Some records
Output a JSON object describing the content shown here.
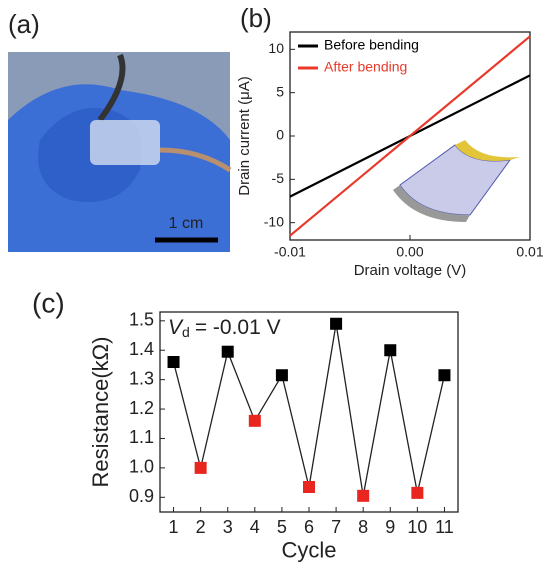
{
  "figure": {
    "panel_labels": [
      "(a)",
      "(b)",
      "(c)"
    ],
    "scale_bar": "1 cm"
  },
  "chart_data": [
    {
      "type": "line",
      "xlabel": "Drain voltage (V)",
      "ylabel": "Drain current (μA)",
      "x": [
        -0.01,
        0.01
      ],
      "series": [
        {
          "name": "Before bending",
          "color": "#000000",
          "values": [
            -7,
            7
          ]
        },
        {
          "name": "After bending",
          "color": "#e8392a",
          "values": [
            -11.5,
            11.5
          ]
        }
      ],
      "xlim": [
        -0.01,
        0.01
      ],
      "xticks": [
        -0.01,
        {
          "value": 0,
          "label": "0.00"
        },
        0.01
      ],
      "ylim": [
        -12,
        12
      ],
      "yticks": [
        -10,
        -5,
        0,
        5,
        10
      ],
      "legend": "top-left",
      "markers": false
    },
    {
      "type": "line",
      "xlabel": "Cycle",
      "ylabel": "Resistance(kΩ)",
      "annotation": {
        "symbol": "V",
        "subscript": "d",
        "text": "= -0.01 V"
      },
      "x": [
        1,
        2,
        3,
        4,
        5,
        6,
        7,
        8,
        9,
        10,
        11
      ],
      "series": [
        {
          "color": "#222222",
          "values": [
            1.36,
            1.0,
            1.395,
            1.16,
            1.315,
            0.935,
            1.49,
            0.905,
            1.4,
            0.915,
            1.315
          ],
          "point_colors": [
            "#000000",
            "#e8251f",
            "#000000",
            "#e8251f",
            "#000000",
            "#e8251f",
            "#000000",
            "#e8251f",
            "#000000",
            "#e8251f",
            "#000000"
          ]
        }
      ],
      "xlim": [
        0.5,
        11.5
      ],
      "xticks": [
        1,
        2,
        3,
        4,
        5,
        6,
        7,
        8,
        9,
        10,
        11
      ],
      "ylim": [
        0.85,
        1.53
      ],
      "yticks": [
        0.9,
        {
          "value": 1.0,
          "label": "1.0"
        },
        1.1,
        1.2,
        1.3,
        1.4,
        1.5
      ],
      "markers": true
    }
  ]
}
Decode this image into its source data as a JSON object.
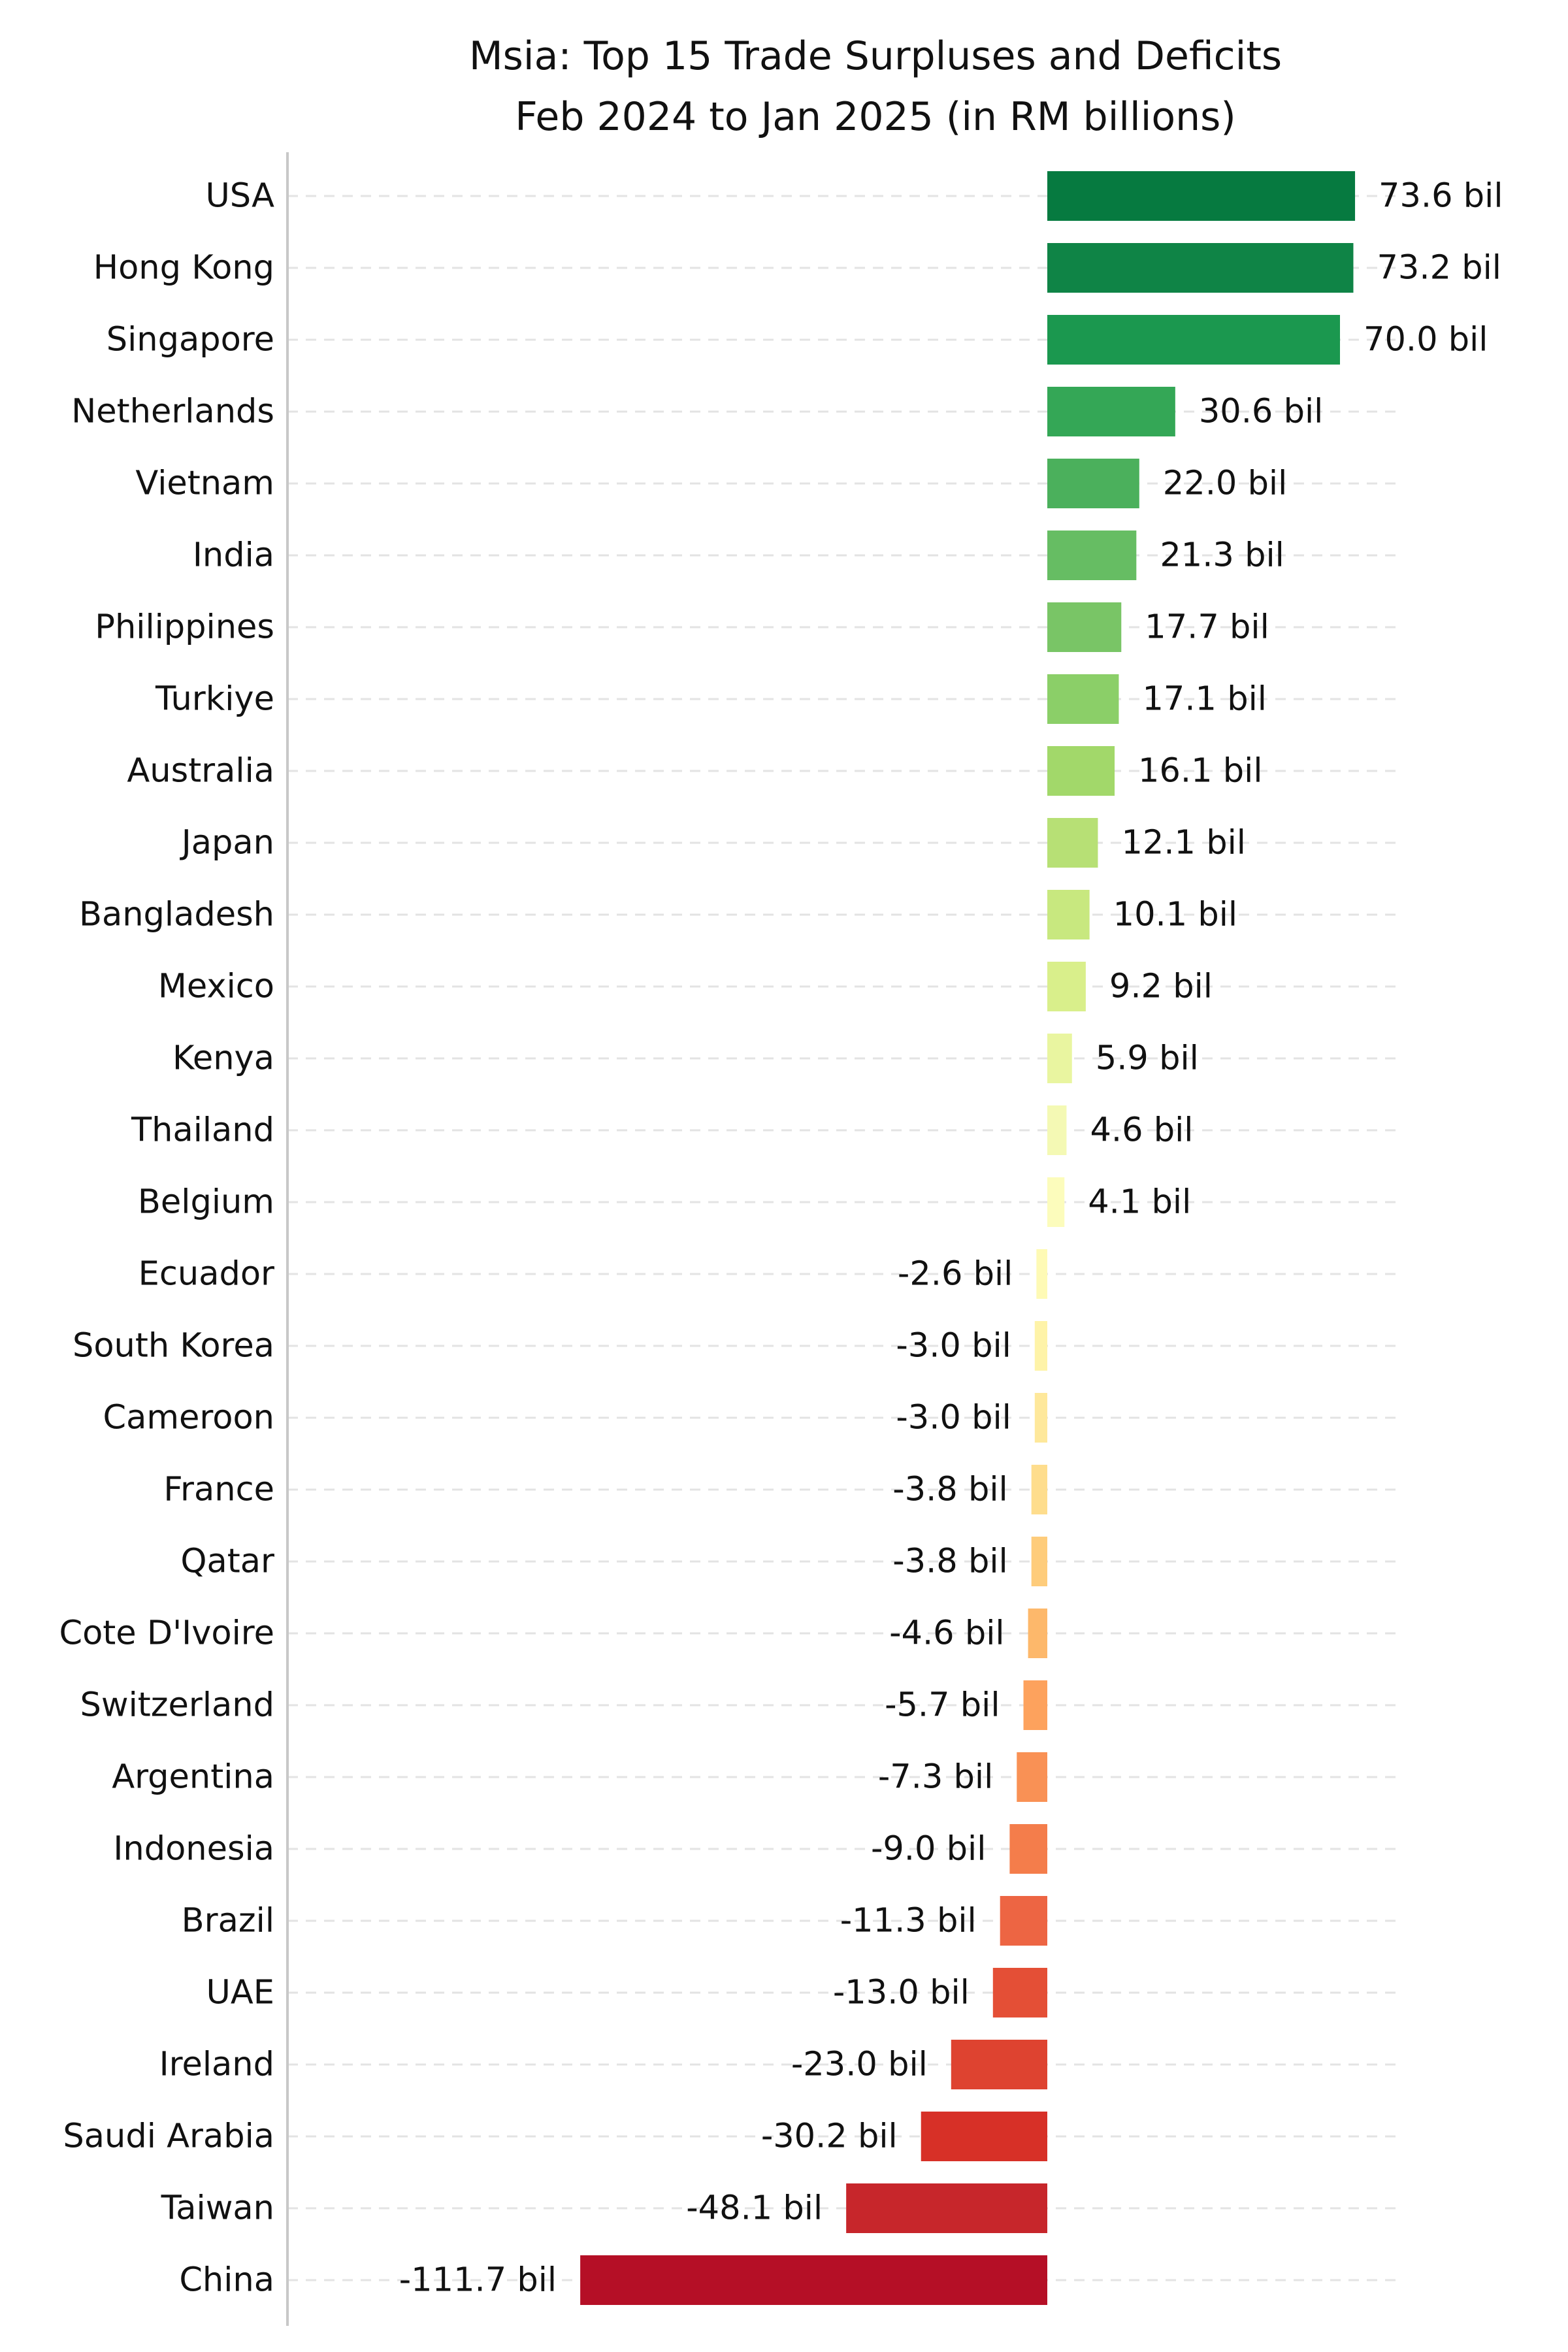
{
  "chart_data": {
    "type": "bar",
    "orientation": "horizontal",
    "title": "Msia: Top 15 Trade Surpluses and Deficits",
    "subtitle": "Feb 2024 to Jan 2025 (in RM billions)",
    "xlabel": "",
    "ylabel": "",
    "xlim": [
      -180,
      83
    ],
    "grid": "horizontal dashed",
    "colormap": "red-yellow-green",
    "categories": [
      "USA",
      "Hong Kong",
      "Singapore",
      "Netherlands",
      "Vietnam",
      "India",
      "Philippines",
      "Turkiye",
      "Australia",
      "Japan",
      "Bangladesh",
      "Mexico",
      "Kenya",
      "Thailand",
      "Belgium",
      "Ecuador",
      "South Korea",
      "Cameroon",
      "France",
      "Qatar",
      "Cote D'Ivoire",
      "Switzerland",
      "Argentina",
      "Indonesia",
      "Brazil",
      "UAE",
      "Ireland",
      "Saudi Arabia",
      "Taiwan",
      "China"
    ],
    "values": [
      73.6,
      73.2,
      70.0,
      30.6,
      22.0,
      21.3,
      17.7,
      17.1,
      16.1,
      12.1,
      10.1,
      9.2,
      5.9,
      4.6,
      4.1,
      -2.6,
      -3.0,
      -3.0,
      -3.8,
      -3.8,
      -4.6,
      -5.7,
      -7.3,
      -9.0,
      -11.3,
      -13.0,
      -23.0,
      -30.2,
      -48.1,
      -111.7
    ],
    "labels": [
      "73.6 bil",
      "73.2 bil",
      "70.0 bil",
      "30.6 bil",
      "22.0 bil",
      "21.3 bil",
      "17.7 bil",
      "17.1 bil",
      "16.1 bil",
      "12.1 bil",
      "10.1 bil",
      "9.2 bil",
      "5.9 bil",
      "4.6 bil",
      "4.1 bil",
      "-2.6 bil",
      "-3.0 bil",
      "-3.0 bil",
      "-3.8 bil",
      "-3.8 bil",
      "-4.6 bil",
      "-5.7 bil",
      "-7.3 bil",
      "-9.0 bil",
      "-11.3 bil",
      "-13.0 bil",
      "-23.0 bil",
      "-30.2 bil",
      "-48.1 bil",
      "-111.7 bil"
    ],
    "colors": [
      "#067a40",
      "#0f8446",
      "#1b984f",
      "#34a756",
      "#4bb05c",
      "#66bd63",
      "#79c566",
      "#8bcf68",
      "#a2d86a",
      "#b7e075",
      "#c8e87f",
      "#d9ef8b",
      "#e9f5a0",
      "#f4f9b4",
      "#fcfcbc",
      "#fefab5",
      "#fef3a8",
      "#fee89b",
      "#fedd8d",
      "#fecc7b",
      "#fdb86b",
      "#fda25d",
      "#f99155",
      "#f47d4b",
      "#ed6543",
      "#e44f36",
      "#de4330",
      "#d73027",
      "#c7262b",
      "#b50f26"
    ]
  }
}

:: WORK INSTRUCTIONS ::
Write out each line of the data that holds the string "object".

:: ANSWER TO THIS PROBLEM ::
Output a JSON object describing the content shown here.
Decode this image into its source data as a JSON object.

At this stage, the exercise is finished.